Extrait |
>>>

Nous sommes convaincus que si, en 2002, les partis comme l’Adema, le Rpm ou  le Cnid avaient fait le choix d’une vraie opposition parlementaire, le Mali n’en serait pas là aujourd’hui. Leur poids politique aurait contraint le président Amadou Toumani Touré à tenir compte des critiques des médias privés, de la société civile qui, elle aussi, à malheureusement finit par prendre goût au pouvoir.
Dans une démocratie où aucune menace de censure ne plane sur l’exécutif, il est utopique de s’attendre à une gestion responsable de l’Etat. Bien au contraire, il faut s’attendre plutôt à l’expansion de la corruption, de la délinquance financière, des spéculations et combines de tout ordre… Surtout que l’appareil judiciaire n’existait que de nom parce que «indépendante de tout sauf de l’argent sale».

<<<

Consigne A | Reformulez plus brièvement, en une ou deux phrases, le paragraphe de l'extrait qui commence par « Dans une démocratie où aucune menace ». Conservez ses idées principales.
Consigne B |
Indiquez si chacun des énoncés suivants concorde avec l'extrait en répondant par oui ou non, et citez les mots de l'extrait qui tranchent :
(i) en 2002, l'Adema, le Rpm et le Cnid ont formé une vraie opposition parlementaire ;
(ii) l'appareil judiciaire y est décrit comme pleinement opérationnel ;
(iii) le président nommé est Amadou Toumani Touré.
Consigne C | Poursuivez l'extrait sur la démocratie malienne à partir de sa dernière phrase.
La liste qui suit ne joue aucun rôle ici.

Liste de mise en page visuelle
>>>

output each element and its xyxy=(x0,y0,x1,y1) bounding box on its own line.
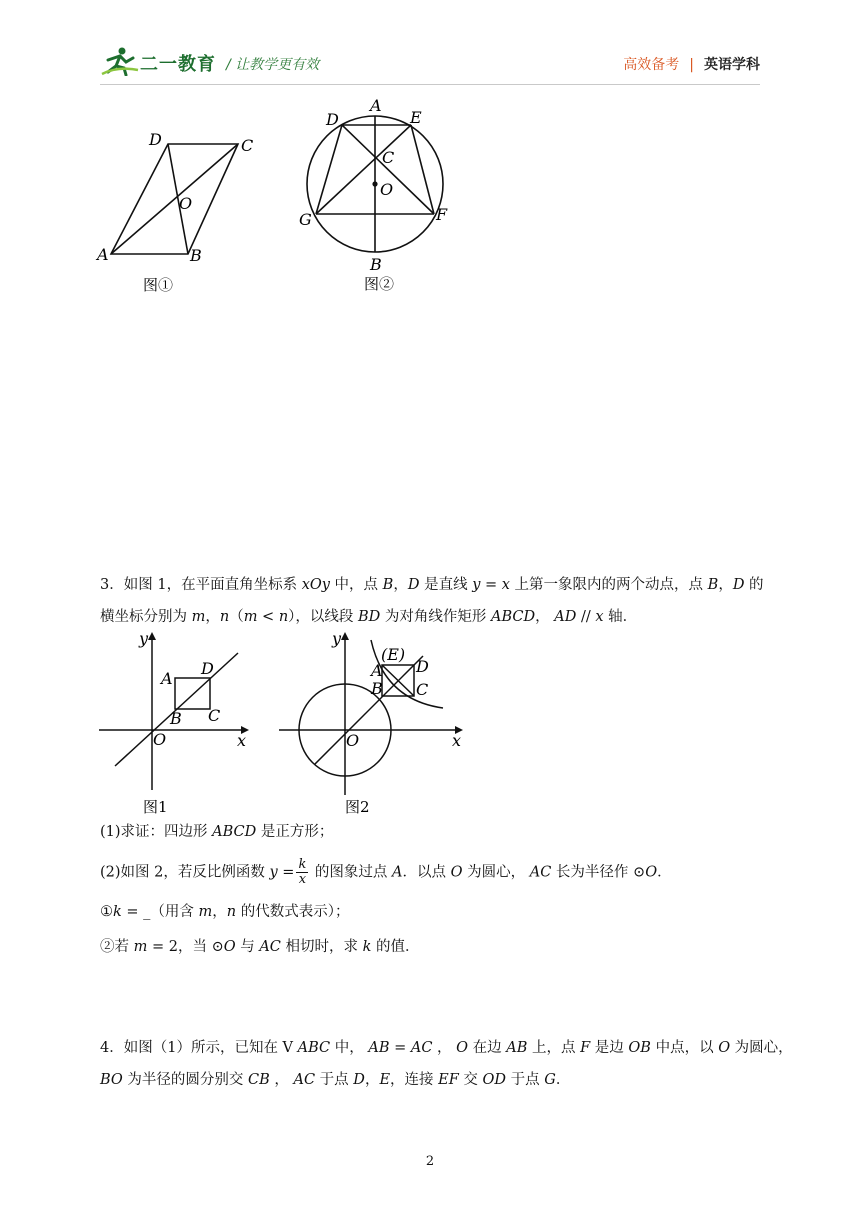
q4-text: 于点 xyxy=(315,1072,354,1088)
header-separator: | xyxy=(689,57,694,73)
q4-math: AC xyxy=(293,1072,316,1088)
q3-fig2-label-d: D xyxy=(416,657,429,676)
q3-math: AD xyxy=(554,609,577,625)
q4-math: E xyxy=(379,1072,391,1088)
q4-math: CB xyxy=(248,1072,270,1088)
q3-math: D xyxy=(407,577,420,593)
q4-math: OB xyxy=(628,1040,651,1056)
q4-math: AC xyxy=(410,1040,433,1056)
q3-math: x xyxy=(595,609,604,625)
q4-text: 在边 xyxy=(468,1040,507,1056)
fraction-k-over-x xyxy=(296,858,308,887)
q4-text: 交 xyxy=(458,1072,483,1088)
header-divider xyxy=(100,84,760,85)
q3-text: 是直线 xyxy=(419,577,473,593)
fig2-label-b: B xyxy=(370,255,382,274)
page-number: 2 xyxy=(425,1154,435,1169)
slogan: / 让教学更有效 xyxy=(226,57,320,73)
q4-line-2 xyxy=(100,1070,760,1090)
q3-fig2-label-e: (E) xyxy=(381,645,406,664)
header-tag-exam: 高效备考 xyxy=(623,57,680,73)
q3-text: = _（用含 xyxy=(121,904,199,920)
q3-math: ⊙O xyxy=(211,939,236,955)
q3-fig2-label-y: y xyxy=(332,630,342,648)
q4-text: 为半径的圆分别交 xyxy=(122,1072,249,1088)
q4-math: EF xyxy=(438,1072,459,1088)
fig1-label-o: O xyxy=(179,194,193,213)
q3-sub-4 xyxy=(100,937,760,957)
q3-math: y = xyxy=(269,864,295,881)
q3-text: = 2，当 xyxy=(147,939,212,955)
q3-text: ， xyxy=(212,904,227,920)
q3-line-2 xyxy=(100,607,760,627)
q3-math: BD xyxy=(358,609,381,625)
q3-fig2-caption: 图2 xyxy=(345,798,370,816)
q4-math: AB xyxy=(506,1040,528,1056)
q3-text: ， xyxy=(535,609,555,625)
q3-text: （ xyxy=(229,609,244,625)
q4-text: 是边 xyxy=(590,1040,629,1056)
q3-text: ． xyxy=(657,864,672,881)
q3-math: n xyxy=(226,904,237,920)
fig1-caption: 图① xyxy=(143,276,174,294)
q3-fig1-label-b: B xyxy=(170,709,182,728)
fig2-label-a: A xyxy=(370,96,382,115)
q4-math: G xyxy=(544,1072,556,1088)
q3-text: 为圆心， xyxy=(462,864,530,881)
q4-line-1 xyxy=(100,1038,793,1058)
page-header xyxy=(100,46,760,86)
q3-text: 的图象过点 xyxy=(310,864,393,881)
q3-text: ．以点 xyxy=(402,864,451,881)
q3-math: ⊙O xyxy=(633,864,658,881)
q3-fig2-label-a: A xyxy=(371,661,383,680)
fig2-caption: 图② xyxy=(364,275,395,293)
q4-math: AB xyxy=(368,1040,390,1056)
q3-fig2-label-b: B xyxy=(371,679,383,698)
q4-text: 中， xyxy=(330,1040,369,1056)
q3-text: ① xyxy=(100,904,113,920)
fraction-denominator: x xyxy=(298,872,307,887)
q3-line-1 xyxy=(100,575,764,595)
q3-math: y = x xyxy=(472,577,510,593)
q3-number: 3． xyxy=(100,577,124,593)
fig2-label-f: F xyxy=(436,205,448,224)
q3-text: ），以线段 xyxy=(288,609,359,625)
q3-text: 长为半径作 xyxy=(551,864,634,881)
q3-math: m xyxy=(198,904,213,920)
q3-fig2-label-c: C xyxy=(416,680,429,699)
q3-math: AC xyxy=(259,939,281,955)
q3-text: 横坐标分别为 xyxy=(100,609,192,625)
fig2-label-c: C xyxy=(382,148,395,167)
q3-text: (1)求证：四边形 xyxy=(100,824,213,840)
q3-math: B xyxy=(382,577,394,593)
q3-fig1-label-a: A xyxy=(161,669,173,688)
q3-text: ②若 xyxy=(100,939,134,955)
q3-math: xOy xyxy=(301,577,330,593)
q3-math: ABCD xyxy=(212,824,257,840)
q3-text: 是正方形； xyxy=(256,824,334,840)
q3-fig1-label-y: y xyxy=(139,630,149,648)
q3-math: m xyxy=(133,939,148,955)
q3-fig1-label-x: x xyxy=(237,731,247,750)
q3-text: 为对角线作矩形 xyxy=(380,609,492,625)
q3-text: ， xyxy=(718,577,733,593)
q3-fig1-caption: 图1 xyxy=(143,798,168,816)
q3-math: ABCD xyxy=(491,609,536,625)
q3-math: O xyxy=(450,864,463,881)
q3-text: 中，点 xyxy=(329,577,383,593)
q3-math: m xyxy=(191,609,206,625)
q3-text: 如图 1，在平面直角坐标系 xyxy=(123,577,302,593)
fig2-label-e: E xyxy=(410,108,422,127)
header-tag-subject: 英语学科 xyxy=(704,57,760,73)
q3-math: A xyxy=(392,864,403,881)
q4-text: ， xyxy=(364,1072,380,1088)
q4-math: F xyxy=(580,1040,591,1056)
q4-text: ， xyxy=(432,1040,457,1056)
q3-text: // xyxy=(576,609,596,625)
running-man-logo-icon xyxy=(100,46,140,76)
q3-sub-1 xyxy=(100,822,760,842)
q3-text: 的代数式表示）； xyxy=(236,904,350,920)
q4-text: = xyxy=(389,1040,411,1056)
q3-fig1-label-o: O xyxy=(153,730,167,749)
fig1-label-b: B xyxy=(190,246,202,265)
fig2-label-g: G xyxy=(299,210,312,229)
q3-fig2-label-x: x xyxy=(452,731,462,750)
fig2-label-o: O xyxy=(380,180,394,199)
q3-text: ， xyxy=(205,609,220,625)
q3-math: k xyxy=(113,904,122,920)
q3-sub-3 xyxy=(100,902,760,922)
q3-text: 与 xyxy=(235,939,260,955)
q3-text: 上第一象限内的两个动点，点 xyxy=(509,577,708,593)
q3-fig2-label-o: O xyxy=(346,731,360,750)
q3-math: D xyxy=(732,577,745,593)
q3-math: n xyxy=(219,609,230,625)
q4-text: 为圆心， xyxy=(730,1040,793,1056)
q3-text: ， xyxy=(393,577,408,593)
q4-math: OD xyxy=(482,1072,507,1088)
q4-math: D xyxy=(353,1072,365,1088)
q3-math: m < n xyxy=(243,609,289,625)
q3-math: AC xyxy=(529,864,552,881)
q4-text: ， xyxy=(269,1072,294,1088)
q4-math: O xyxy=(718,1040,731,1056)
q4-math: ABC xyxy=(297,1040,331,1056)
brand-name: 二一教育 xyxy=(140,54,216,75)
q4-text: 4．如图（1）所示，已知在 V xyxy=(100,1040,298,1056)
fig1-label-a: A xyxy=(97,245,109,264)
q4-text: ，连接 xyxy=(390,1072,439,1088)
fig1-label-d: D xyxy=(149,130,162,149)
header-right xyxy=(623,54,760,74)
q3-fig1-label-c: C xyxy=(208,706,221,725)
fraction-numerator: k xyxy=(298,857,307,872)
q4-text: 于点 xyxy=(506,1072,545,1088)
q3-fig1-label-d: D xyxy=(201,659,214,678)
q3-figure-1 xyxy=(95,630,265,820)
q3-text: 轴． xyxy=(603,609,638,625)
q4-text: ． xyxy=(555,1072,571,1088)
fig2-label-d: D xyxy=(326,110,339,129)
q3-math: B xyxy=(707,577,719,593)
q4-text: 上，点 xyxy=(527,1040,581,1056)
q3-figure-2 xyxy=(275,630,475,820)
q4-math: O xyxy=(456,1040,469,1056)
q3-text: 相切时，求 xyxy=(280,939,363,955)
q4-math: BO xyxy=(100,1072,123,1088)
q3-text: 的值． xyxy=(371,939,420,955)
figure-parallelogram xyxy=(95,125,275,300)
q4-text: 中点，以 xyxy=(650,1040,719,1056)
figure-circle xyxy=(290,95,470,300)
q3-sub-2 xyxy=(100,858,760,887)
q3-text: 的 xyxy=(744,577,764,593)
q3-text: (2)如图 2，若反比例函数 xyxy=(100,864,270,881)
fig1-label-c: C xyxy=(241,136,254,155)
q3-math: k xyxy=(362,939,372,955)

<<<

Réponse A | Sans menace de censure sur l'exécutif, une gestion responsable de l'État relève de l'utopie. Il faut plutôt s'attendre à l'essor de la corruption, de la délinquance financière, des spéculations et des combines, d'autant que la justice n'existait que de nom.

Réponse B |
(i) Non : « avaient fait le choix d’une vraie opposition parlementaire, le Mali n’en serait pas là aujourd’hui »
(ii) Non : « l’appareil judiciaire n’existait que de nom »
(iii) Oui : « le président Amadou Toumani Touré »

Réponse C |
La classe politique malienne, ces dix dernières années, a fait toujours croire à ATT que tout allait bien dans ce Mali en perte de repère et de crédibilité aux yeux de nombreux partenaires. Ces dix dernières années, la classe politique ne s’est jamais assumée comme il se doit dans une vraie et grande opposition démocratique. Il ne faut pas non plus se voiler la face, depuis l’avènement de la démocratie, notre pays souffre aussi de la faiblesse de sa vie intellectuelle.
Avec ce qui se passe aujourd’hui, on a la terrible impression que la classe politique malienne n’a tiré aucune leçon de ses erreurs des dix dernières années. Présentement, presque chaque leader politique pense exclusivement au profit qu’il pourra tirer de l’actuelle cacophonie ne permettant à aucune ligne forte de ressortir de cette confusion. Rares sont ceux qui pensent réellement à œuvrer pour que la démocratie malienne ne puisse jamais souffrir d’un tel retour avilissant à la case pour un pays à la fierté légendaire.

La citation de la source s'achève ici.